• [Tarefas do exercício]:
(1) Transcreva do texto sobre Estarreja o trecho que começa nas palavras "Publicação Semestral da" e termina em "das gerações futuras.".
(2) No texto sobre Estarreja, por que motivo diz o autor que já não corre atrás dos foguetes? Explique em uma a três frases.
(3) Segundo o texto sobre Estarreja, qual é a profissão do autor do artigo?
++++ Texto apresentado ++++
Publicação Semestral da Junta Distrital de Aveiro

Dezembro de 1969 

Estarreja no folclore e na saudade

Pelo Dr. Joaquim Soares Rodrigues da Silva

Advogado

 

Por várias razões já não corremos atrás dos foguetes. Custa-nos enumerá-Ias, até porque não é da falta de perna para correr o principal motivo da nossa decidida abstenção: o espírito ainda nos pede folia, o sangue ainda ferve e, o que chega às faces, também chega ao rubro, mas há que fazer o triunfo da vontade, dizer-se que não a muita coisa, para que não sejamos dos apontados por excessos e insensatez e para que não fiquemos fora de tempo, como os que dizem que a juventude é desvairada, nada faz de jeito, nada vale e em nada contribuirá para a sua valorização e para o engrandecimento das gerações futuras.

Todos os povos, cá e lá fora, se orgulham do seu passado e toda a gente aproveita com sofreguidão, com desvelo e comovida paixão, os mimos de beleza que as gerações passadas lhes legaram ou abandonaram à voragem do tempo, sorvedoiro sem remissão, que tudo traga!

Não são os doentes da beleza, são todos os que têm amor às coisas, todos os que se devotam à civilização, em qualquer dos seus aspectos positivos, e vêem na arte a única flor da vida.
++++ Secção de dados ++++
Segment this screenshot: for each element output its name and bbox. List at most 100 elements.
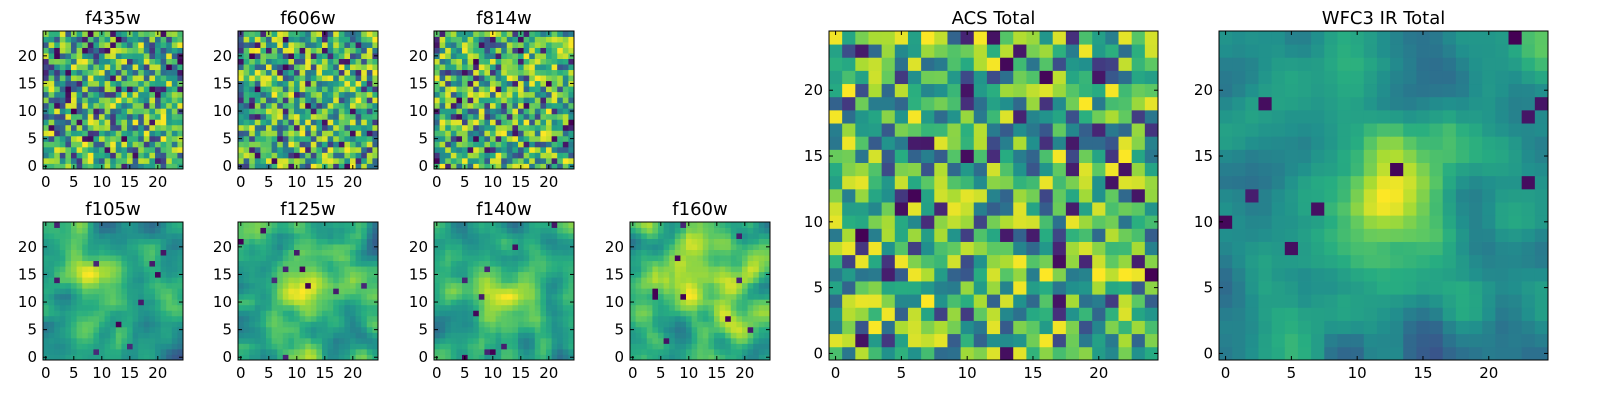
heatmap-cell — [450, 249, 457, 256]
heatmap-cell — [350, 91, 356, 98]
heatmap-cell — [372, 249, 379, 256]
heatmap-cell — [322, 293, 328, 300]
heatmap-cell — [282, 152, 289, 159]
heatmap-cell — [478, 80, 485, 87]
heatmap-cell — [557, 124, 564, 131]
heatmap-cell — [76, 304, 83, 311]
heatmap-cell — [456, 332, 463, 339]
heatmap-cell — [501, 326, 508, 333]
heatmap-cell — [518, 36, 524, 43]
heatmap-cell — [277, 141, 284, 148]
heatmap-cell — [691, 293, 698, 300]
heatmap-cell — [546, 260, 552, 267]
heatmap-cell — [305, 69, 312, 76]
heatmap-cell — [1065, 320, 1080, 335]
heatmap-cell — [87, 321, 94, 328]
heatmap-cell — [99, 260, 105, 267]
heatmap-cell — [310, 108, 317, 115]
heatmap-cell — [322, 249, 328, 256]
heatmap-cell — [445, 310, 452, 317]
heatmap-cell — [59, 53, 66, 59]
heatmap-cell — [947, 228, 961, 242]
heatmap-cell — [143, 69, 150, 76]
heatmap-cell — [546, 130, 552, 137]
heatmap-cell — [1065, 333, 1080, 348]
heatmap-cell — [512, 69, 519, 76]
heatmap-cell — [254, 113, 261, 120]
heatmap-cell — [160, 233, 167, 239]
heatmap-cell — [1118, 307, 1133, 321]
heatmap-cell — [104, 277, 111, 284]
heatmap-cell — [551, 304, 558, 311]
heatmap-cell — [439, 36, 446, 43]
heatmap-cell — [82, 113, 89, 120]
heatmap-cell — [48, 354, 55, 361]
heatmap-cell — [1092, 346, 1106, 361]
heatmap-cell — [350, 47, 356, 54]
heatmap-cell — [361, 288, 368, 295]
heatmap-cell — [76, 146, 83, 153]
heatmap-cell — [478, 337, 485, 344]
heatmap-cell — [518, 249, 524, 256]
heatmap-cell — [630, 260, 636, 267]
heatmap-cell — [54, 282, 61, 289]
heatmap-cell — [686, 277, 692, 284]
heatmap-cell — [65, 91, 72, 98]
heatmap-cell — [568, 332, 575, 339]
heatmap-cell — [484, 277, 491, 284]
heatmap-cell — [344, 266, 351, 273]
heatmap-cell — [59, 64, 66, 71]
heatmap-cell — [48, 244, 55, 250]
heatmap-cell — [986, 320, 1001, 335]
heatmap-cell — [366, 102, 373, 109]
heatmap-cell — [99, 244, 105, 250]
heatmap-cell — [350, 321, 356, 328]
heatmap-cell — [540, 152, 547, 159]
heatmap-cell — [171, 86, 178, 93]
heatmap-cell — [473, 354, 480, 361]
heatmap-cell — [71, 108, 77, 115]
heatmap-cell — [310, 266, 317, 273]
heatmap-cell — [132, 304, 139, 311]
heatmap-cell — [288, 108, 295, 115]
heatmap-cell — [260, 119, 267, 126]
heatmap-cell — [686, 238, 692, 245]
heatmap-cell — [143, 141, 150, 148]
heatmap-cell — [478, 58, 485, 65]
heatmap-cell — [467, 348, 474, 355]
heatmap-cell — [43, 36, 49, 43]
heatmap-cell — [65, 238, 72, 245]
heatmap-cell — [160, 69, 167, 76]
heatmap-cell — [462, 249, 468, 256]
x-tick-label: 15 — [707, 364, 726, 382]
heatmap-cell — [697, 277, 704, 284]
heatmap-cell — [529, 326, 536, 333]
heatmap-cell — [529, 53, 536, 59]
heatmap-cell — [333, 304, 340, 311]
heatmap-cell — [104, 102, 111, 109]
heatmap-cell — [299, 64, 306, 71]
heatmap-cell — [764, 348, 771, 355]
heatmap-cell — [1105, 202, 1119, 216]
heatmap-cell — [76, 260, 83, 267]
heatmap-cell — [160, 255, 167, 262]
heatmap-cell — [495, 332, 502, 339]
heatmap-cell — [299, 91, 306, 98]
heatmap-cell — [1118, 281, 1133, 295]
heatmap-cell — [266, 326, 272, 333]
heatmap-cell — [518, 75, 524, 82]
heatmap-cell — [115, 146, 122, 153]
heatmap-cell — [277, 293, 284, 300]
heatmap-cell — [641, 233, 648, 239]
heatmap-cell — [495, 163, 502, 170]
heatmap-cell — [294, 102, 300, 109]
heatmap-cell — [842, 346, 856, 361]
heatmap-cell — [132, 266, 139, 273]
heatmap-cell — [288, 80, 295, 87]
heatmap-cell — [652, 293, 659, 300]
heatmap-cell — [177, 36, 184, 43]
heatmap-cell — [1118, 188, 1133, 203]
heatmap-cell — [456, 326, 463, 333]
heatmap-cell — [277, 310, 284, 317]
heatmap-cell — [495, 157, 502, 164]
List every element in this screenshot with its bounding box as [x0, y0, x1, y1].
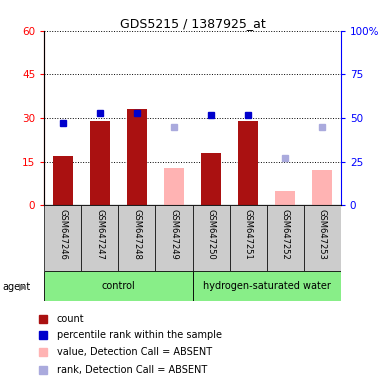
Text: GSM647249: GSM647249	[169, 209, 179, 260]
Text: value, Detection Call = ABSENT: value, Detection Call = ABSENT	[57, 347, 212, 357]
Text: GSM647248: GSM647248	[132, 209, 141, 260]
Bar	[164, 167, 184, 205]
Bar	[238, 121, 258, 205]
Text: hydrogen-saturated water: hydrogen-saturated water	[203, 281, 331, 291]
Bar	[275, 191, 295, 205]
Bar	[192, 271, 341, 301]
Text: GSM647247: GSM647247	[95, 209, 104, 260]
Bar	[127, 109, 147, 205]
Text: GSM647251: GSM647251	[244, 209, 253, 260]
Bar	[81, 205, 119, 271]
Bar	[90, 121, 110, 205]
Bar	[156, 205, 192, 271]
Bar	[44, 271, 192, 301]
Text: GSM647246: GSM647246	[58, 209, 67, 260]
++++
• [Respostas por tarefa]:
(1)
Publicação Semestral da Junta Distrital de Aveiro

Dezembro de 1969 

Estarreja no folclore e na saudade

Pelo Dr. Joaquim Soares Rodrigues da Silva

Advogado

 

Por várias razões já não corremos atrás dos foguetes. Custa-nos enumerá-Ias, até porque não é da falta de perna para correr o principal motivo da nossa decidida abstenção: o espírito ainda nos pede folia, o sangue ainda ferve e, o que chega às faces, também chega ao rubro, mas há que fazer o triunfo da vontade, dizer-se que não a muita coisa, para que não sejamos dos apontados por excessos e insensatez e para que não fiquemos fora de tempo, como os que dizem que a juventude é desvairada, nada faz de jeito, nada vale e em nada contribuirá para a sua valorização e para o engrandecimento das gerações futuras.

(2) Não é por falta de perna para correr, já que o espírito ainda lhe pede folia. É preciso fazer o triunfo da vontade e dizer que não a muita coisa, para não ser apontado por excessos e insensatez. Também não quer ficar fora de tempo, como os que dizem que a juventude é desvairada e nada vale.

(3) Advogado.